* [WHAT THIS TASK INVOLVES]
Print all records exactly, leaving nothing out.

***** INPUT RECORDS

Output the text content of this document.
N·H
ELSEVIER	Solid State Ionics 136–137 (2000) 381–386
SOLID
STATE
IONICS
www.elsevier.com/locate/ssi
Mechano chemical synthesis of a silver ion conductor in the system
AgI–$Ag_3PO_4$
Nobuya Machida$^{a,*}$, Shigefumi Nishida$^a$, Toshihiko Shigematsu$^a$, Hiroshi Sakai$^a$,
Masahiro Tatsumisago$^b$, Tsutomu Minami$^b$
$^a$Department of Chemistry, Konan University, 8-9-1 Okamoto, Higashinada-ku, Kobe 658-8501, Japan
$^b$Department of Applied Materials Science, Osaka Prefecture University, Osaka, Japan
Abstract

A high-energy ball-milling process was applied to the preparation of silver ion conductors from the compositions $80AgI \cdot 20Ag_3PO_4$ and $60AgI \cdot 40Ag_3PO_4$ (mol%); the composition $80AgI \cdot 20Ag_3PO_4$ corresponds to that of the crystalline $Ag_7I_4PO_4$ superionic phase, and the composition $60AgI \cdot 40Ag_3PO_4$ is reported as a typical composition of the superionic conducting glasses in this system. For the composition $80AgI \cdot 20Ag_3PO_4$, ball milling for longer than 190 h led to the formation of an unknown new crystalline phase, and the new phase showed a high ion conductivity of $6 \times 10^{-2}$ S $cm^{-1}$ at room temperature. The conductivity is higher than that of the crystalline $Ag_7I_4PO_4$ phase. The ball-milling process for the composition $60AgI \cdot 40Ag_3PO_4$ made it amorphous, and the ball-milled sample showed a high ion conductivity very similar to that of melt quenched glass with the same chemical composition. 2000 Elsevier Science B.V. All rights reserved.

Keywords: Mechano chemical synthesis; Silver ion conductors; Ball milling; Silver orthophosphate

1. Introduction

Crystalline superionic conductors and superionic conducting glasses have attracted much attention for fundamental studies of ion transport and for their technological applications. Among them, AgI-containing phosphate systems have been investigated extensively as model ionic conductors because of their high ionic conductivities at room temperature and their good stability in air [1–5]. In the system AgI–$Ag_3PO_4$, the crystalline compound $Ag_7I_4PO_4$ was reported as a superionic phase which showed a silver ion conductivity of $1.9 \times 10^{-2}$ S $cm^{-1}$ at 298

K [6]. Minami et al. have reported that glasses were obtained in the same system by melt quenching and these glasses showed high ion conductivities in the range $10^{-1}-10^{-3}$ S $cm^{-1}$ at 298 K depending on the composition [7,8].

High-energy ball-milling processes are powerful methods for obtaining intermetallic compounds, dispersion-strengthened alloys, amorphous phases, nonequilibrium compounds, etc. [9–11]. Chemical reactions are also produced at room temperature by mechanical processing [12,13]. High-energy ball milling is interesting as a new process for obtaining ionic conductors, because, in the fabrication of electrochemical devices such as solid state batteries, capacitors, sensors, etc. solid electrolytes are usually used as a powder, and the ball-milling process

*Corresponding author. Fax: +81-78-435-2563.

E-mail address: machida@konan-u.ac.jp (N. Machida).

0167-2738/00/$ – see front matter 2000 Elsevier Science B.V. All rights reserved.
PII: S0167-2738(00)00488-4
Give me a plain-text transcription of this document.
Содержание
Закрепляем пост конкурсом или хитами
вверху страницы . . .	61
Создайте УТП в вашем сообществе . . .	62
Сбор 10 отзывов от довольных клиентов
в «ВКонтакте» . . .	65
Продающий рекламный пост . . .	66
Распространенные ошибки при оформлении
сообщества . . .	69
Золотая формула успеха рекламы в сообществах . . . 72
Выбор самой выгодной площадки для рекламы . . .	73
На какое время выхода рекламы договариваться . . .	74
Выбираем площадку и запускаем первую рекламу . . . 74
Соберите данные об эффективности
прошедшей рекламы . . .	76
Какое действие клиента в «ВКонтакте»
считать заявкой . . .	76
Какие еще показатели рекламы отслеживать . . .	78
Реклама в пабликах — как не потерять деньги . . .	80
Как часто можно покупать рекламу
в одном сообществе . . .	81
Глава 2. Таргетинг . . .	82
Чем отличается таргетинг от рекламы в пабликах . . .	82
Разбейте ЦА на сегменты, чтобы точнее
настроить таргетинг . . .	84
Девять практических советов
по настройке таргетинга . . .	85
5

**********

* [RESPONSE TO THIS TASK]
Output the text content of this document.
N·H
ELSEVIER	Solid State Ionics 136–137 (2000) 381–386
SOLID
STATE
IONICS
www.elsevier.com/locate/ssi
Mechano chemical synthesis of a silver ion conductor in the system
AgI–$Ag_3PO_4$
Nobuya Machida$^{a,*}$, Shigefumi Nishida$^a$, Toshihiko Shigematsu$^a$, Hiroshi Sakai$^a$,
Masahiro Tatsumisago$^b$, Tsutomu Minami$^b$
$^a$Department of Chemistry, Konan University, 8-9-1 Okamoto, Higashinada-ku, Kobe 658-8501, Japan
$^b$Department of Applied Materials Science, Osaka Prefecture University, Osaka, Japan
Abstract

A high-energy ball-milling process was applied to the preparation of silver ion conductors from the compositions $80AgI \cdot 20Ag_3PO_4$ and $60AgI \cdot 40Ag_3PO_4$ (mol%); the composition $80AgI \cdot 20Ag_3PO_4$ corresponds to that of the crystalline $Ag_7I_4PO_4$ superionic phase, and the composition $60AgI \cdot 40Ag_3PO_4$ is reported as a typical composition of the superionic conducting glasses in this system. For the composition $80AgI \cdot 20Ag_3PO_4$, ball milling for longer than 190 h led to the formation of an unknown new crystalline phase, and the new phase showed a high ion conductivity of $6 \times 10^{-2}$ S $cm^{-1}$ at room temperature. The conductivity is higher than that of the crystalline $Ag_7I_4PO_4$ phase. The ball-milling process for the composition $60AgI \cdot 40Ag_3PO_4$ made it amorphous, and the ball-milled sample showed a high ion conductivity very similar to that of melt quenched glass with the same chemical composition. 2000 Elsevier Science B.V. All rights reserved.

Keywords: Mechano chemical synthesis; Silver ion conductors; Ball milling; Silver orthophosphate

1. Introduction

Crystalline superionic conductors and superionic conducting glasses have attracted much attention for fundamental studies of ion transport and for their technological applications. Among them, AgI-containing phosphate systems have been investigated extensively as model ionic conductors because of their high ionic conductivities at room temperature and their good stability in air [1–5]. In the system AgI–$Ag_3PO_4$, the crystalline compound $Ag_7I_4PO_4$ was reported as a superionic phase which showed a silver ion conductivity of $1.9 \times 10^{-2}$ S $cm^{-1}$ at 298

K [6]. Minami et al. have reported that glasses were obtained in the same system by melt quenching and these glasses showed high ion conductivities in the range $10^{-1}-10^{-3}$ S $cm^{-1}$ at 298 K depending on the composition [7,8].

High-energy ball-milling processes are powerful methods for obtaining intermetallic compounds, dispersion-strengthened alloys, amorphous phases, nonequilibrium compounds, etc. [9–11]. Chemical reactions are also produced at room temperature by mechanical processing [12,13]. High-energy ball milling is interesting as a new process for obtaining ionic conductors, because, in the fabrication of electrochemical devices such as solid state batteries, capacitors, sensors, etc. solid electrolytes are usually used as a powder, and the ball-milling process

*Corresponding author. Fax: +81-78-435-2563.

E-mail address: machida@konan-u.ac.jp (N. Machida).

0167-2738/00/$ – see front matter 2000 Elsevier Science B.V. All rights reserved.
PII: S0167-2738(00)00488-4
Give me a plain-text transcription of this document.
Содержание
Закрепляем пост конкурсом или хитами
вверху страницы . . .	61
Создайте УТП в вашем сообществе . . .	62
Сбор 10 отзывов от довольных клиентов
в «ВКонтакте» . . .	65
Продающий рекламный пост . . .	66
Распространенные ошибки при оформлении
сообщества . . .	69
Золотая формула успеха рекламы в сообществах . . . 72
Выбор самой выгодной площадки для рекламы . . .	73
На какое время выхода рекламы договариваться . . .	74
Выбираем площадку и запускаем первую рекламу . . . 74
Соберите данные об эффективности
прошедшей рекламы . . .	76
Какое действие клиента в «ВКонтакте»
считать заявкой . . .	76
Какие еще показатели рекламы отслеживать . . .	78
Реклама в пабликах — как не потерять деньги . . .	80
Как часто можно покупать рекламу
в одном сообществе . . .	81
Глава 2. Таргетинг . . .	82
Чем отличается таргетинг от рекламы в пабликах . . .	82
Разбейте ЦА на сегменты, чтобы точнее
настроить таргетинг . . .	84
Девять практических советов
по настройке таргетинга . . .	85
5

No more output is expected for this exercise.